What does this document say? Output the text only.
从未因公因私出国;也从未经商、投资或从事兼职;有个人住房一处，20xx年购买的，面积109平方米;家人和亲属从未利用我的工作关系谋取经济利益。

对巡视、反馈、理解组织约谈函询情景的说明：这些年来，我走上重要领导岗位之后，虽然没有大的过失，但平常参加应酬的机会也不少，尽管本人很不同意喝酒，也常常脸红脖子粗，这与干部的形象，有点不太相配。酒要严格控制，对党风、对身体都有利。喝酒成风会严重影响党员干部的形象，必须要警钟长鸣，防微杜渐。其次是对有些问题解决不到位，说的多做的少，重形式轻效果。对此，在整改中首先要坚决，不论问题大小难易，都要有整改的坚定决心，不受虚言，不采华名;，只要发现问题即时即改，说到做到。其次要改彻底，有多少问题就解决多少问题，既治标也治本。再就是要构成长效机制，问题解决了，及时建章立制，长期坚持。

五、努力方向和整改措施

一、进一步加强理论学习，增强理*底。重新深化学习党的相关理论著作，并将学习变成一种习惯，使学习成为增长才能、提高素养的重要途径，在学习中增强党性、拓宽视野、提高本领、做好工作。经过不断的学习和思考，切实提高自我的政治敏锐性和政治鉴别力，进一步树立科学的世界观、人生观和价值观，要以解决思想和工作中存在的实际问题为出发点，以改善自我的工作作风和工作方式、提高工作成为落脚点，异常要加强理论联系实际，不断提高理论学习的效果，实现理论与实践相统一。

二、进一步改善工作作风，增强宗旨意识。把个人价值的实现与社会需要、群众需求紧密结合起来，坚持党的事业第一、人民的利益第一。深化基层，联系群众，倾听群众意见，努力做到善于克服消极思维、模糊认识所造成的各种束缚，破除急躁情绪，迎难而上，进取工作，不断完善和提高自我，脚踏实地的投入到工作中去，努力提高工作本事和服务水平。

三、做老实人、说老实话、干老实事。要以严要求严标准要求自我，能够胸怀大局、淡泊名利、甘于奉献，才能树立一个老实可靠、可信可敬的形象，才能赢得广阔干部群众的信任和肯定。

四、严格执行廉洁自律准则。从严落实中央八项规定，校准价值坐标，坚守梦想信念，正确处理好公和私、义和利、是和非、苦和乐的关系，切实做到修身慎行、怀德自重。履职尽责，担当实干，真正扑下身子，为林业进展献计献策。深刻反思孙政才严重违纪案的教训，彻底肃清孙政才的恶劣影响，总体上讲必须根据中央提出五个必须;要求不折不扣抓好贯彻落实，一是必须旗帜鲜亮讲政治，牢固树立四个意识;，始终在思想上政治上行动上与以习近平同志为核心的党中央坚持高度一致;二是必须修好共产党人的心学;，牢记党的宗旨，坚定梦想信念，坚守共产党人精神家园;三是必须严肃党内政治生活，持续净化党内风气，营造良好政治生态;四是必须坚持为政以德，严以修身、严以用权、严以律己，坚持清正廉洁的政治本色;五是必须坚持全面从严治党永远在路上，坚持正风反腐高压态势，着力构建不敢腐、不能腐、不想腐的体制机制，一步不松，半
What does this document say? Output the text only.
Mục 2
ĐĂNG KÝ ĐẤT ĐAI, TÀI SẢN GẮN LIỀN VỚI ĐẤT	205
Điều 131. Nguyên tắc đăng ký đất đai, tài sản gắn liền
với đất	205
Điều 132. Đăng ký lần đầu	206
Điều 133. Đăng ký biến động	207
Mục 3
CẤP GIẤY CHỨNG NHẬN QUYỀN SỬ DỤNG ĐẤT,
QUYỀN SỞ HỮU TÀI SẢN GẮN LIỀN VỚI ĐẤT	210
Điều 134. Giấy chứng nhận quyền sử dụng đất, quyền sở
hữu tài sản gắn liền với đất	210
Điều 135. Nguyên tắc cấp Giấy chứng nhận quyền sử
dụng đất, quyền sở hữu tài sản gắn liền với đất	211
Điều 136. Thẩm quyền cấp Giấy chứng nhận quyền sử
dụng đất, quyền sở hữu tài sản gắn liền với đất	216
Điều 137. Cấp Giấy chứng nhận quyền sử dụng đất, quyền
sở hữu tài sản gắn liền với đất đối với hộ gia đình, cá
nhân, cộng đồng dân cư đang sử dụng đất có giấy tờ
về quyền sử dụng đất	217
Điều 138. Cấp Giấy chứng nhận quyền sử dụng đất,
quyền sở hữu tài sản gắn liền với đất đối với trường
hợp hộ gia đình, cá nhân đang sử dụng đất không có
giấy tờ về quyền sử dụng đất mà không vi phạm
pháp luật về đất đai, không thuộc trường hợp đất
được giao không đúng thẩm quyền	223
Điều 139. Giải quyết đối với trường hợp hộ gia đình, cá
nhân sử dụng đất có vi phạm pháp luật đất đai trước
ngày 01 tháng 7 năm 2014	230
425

=-=-=-=-=

Write the material out again in its entirety, exactly as shown.

Completed task —
What does this document say? Output the text only.
从未因公因私出国;也从未经商、投资或从事兼职;有个人住房一处，20xx年购买的，面积109平方米;家人和亲属从未利用我的工作关系谋取经济利益。

对巡视、反馈、理解组织约谈函询情景的说明：这些年来，我走上重要领导岗位之后，虽然没有大的过失，但平常参加应酬的机会也不少，尽管本人很不同意喝酒，也常常脸红脖子粗，这与干部的形象，有点不太相配。酒要严格控制，对党风、对身体都有利。喝酒成风会严重影响党员干部的形象，必须要警钟长鸣，防微杜渐。其次是对有些问题解决不到位，说的多做的少，重形式轻效果。对此，在整改中首先要坚决，不论问题大小难易，都要有整改的坚定决心，不受虚言，不采华名;，只要发现问题即时即改，说到做到。其次要改彻底，有多少问题就解决多少问题，既治标也治本。再就是要构成长效机制，问题解决了，及时建章立制，长期坚持。

五、努力方向和整改措施

一、进一步加强理论学习，增强理*底。重新深化学习党的相关理论著作，并将学习变成一种习惯，使学习成为增长才能、提高素养的重要途径，在学习中增强党性、拓宽视野、提高本领、做好工作。经过不断的学习和思考，切实提高自我的政治敏锐性和政治鉴别力，进一步树立科学的世界观、人生观和价值观，要以解决思想和工作中存在的实际问题为出发点，以改善自我的工作作风和工作方式、提高工作成为落脚点，异常要加强理论联系实际，不断提高理论学习的效果，实现理论与实践相统一。

二、进一步改善工作作风，增强宗旨意识。把个人价值的实现与社会需要、群众需求紧密结合起来，坚持党的事业第一、人民的利益第一。深化基层，联系群众，倾听群众意见，努力做到善于克服消极思维、模糊认识所造成的各种束缚，破除急躁情绪，迎难而上，进取工作，不断完善和提高自我，脚踏实地的投入到工作中去，努力提高工作本事和服务水平。

三、做老实人、说老实话、干老实事。要以严要求严标准要求自我，能够胸怀大局、淡泊名利、甘于奉献，才能树立一个老实可靠、可信可敬的形象，才能赢得广阔干部群众的信任和肯定。

四、严格执行廉洁自律准则。从严落实中央八项规定，校准价值坐标，坚守梦想信念，正确处理好公和私、义和利、是和非、苦和乐的关系，切实做到修身慎行、怀德自重。履职尽责，担当实干，真正扑下身子，为林业进展献计献策。深刻反思孙政才严重违纪案的教训，彻底肃清孙政才的恶劣影响，总体上讲必须根据中央提出五个必须;要求不折不扣抓好贯彻落实，一是必须旗帜鲜亮讲政治，牢固树立四个意识;，始终在思想上政治上行动上与以习近平同志为核心的党中央坚持高度一致;二是必须修好共产党人的心学;，牢记党的宗旨，坚定梦想信念，坚守共产党人精神家园;三是必须严肃党内政治生活，持续净化党内风气，营造良好政治生态;四是必须坚持为政以德，严以修身、严以用权、严以律己，坚持清正廉洁的政治本色;五是必须坚持全面从严治党永远在路上，坚持正风反腐高压态势，着力构建不敢腐、不能腐、不想腐的体制机制，一步不松，半
What does this document say? Output the text only.
Mục 2
ĐĂNG KÝ ĐẤT ĐAI, TÀI SẢN GẮN LIỀN VỚI ĐẤT	205
Điều 131. Nguyên tắc đăng ký đất đai, tài sản gắn liền
với đất	205
Điều 132. Đăng ký lần đầu	206
Điều 133. Đăng ký biến động	207
Mục 3
CẤP GIẤY CHỨNG NHẬN QUYỀN SỬ DỤNG ĐẤT,
QUYỀN SỞ HỮU TÀI SẢN GẮN LIỀN VỚI ĐẤT	210
Điều 134. Giấy chứng nhận quyền sử dụng đất, quyền sở
hữu tài sản gắn liền với đất	210
Điều 135. Nguyên tắc cấp Giấy chứng nhận quyền sử
dụng đất, quyền sở hữu tài sản gắn liền với đất	211
Điều 136. Thẩm quyền cấp Giấy chứng nhận quyền sử
dụng đất, quyền sở hữu tài sản gắn liền với đất	216
Điều 137. Cấp Giấy chứng nhận quyền sử dụng đất, quyền
sở hữu tài sản gắn liền với đất đối với hộ gia đình, cá
nhân, cộng đồng dân cư đang sử dụng đất có giấy tờ
về quyền sử dụng đất	217
Điều 138. Cấp Giấy chứng nhận quyền sử dụng đất,
quyền sở hữu tài sản gắn liền với đất đối với trường
hợp hộ gia đình, cá nhân đang sử dụng đất không có
giấy tờ về quyền sử dụng đất mà không vi phạm
pháp luật về đất đai, không thuộc trường hợp đất
được giao không đúng thẩm quyền	223
Điều 139. Giải quyết đối với trường hợp hộ gia đình, cá
nhân sử dụng đất có vi phạm pháp luật đất đai trước
ngày 01 tháng 7 năm 2014	230
425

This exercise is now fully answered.